╭─ INPUT FOR THIS TASK
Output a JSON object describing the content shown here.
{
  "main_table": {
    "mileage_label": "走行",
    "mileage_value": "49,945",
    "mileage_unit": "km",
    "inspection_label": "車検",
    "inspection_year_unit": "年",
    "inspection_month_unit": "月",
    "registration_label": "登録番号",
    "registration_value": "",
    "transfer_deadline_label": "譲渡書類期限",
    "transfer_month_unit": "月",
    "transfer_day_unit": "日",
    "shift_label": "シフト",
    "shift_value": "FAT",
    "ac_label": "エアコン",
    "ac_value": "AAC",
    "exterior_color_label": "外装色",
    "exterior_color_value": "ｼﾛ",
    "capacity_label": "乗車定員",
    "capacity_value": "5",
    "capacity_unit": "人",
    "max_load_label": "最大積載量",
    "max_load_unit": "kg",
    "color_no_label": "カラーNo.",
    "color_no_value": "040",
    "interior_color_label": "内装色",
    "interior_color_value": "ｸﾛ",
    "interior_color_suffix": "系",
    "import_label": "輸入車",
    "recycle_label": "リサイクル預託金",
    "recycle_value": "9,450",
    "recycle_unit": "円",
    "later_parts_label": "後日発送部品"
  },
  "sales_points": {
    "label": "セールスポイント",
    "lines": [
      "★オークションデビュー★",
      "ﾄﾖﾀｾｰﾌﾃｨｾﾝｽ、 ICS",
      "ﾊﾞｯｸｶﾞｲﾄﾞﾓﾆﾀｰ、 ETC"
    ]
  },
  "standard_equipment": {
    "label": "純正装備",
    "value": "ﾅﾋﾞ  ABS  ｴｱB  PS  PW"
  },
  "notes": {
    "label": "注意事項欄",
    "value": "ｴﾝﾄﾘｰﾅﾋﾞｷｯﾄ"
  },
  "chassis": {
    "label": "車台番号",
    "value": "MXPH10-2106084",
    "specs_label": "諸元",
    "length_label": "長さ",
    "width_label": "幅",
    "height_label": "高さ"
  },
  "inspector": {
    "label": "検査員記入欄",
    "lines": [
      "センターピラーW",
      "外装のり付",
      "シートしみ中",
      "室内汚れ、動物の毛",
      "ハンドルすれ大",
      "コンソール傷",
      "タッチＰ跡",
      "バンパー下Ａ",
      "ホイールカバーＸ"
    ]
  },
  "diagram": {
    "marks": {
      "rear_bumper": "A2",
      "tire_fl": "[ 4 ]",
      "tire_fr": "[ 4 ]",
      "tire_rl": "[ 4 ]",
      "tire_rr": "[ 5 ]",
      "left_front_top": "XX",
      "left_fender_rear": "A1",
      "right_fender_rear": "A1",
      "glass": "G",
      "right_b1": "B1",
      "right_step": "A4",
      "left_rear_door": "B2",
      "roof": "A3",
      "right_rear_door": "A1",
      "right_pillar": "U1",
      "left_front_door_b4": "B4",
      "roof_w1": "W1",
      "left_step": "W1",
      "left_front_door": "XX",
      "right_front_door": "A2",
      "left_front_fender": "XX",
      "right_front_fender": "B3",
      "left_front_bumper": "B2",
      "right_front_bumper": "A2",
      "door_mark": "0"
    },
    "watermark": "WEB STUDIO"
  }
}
╰─
### EXERCISE BRIEF
Output all of the material, please, exactly as it stands.

### WRITTEN SOLUTION
Output a JSON object describing the content shown here.
{
  "main_table": {
    "mileage_label": "走行",
    "mileage_value": "49,945",
    "mileage_unit": "km",
    "inspection_label": "車検",
    "inspection_year_unit": "年",
    "inspection_month_unit": "月",
    "registration_label": "登録番号",
    "registration_value": "",
    "transfer_deadline_label": "譲渡書類期限",
    "transfer_month_unit": "月",
    "transfer_day_unit": "日",
    "shift_label": "シフト",
    "shift_value": "FAT",
    "ac_label": "エアコン",
    "ac_value": "AAC",
    "exterior_color_label": "外装色",
    "exterior_color_value": "ｼﾛ",
    "capacity_label": "乗車定員",
    "capacity_value": "5",
    "capacity_unit": "人",
    "max_load_label": "最大積載量",
    "max_load_unit": "kg",
    "color_no_label": "カラーNo.",
    "color_no_value": "040",
    "interior_color_label": "内装色",
    "interior_color_value": "ｸﾛ",
    "interior_color_suffix": "系",
    "import_label": "輸入車",
    "recycle_label": "リサイクル預託金",
    "recycle_value": "9,450",
    "recycle_unit": "円",
    "later_parts_label": "後日発送部品"
  },
  "sales_points": {
    "label": "セールスポイント",
    "lines": [
      "★オークションデビュー★",
      "ﾄﾖﾀｾｰﾌﾃｨｾﾝｽ、 ICS",
      "ﾊﾞｯｸｶﾞｲﾄﾞﾓﾆﾀｰ、 ETC"
    ]
  },
  "standard_equipment": {
    "label": "純正装備",
    "value": "ﾅﾋﾞ  ABS  ｴｱB  PS  PW"
  },
  "notes": {
    "label": "注意事項欄",
    "value": "ｴﾝﾄﾘｰﾅﾋﾞｷｯﾄ"
  },
  "chassis": {
    "label": "車台番号",
    "value": "MXPH10-2106084",
    "specs_label": "諸元",
    "length_label": "長さ",
    "width_label": "幅",
    "height_label": "高さ"
  },
  "inspector": {
    "label": "検査員記入欄",
    "lines": [
      "センターピラーW",
      "外装のり付",
      "シートしみ中",
      "室内汚れ、動物の毛",
      "ハンドルすれ大",
      "コンソール傷",
      "タッチＰ跡",
      "バンパー下Ａ",
      "ホイールカバーＸ"
    ]
  },
  "diagram": {
    "marks": {
      "rear_bumper": "A2",
      "tire_fl": "[ 4 ]",
      "tire_fr": "[ 4 ]",
      "tire_rl": "[ 4 ]",
      "tire_rr": "[ 5 ]",
      "left_front_top": "XX",
      "left_fender_rear": "A1",
      "right_fender_rear": "A1",
      "glass": "G",
      "right_b1": "B1",
      "right_step": "A4",
      "left_rear_door": "B2",
      "roof": "A3",
      "right_rear_door": "A1",
      "right_pillar": "U1",
      "left_front_door_b4": "B4",
      "roof_w1": "W1",
      "left_step": "W1",
      "left_front_door": "XX",
      "right_front_door": "A2",
      "left_front_fender": "XX",
      "right_front_fender": "B3",
      "left_front_bumper": "B2",
      "right_front_bumper": "A2",
      "door_mark": "0"
    },
    "watermark": "WEB STUDIO"
  }
}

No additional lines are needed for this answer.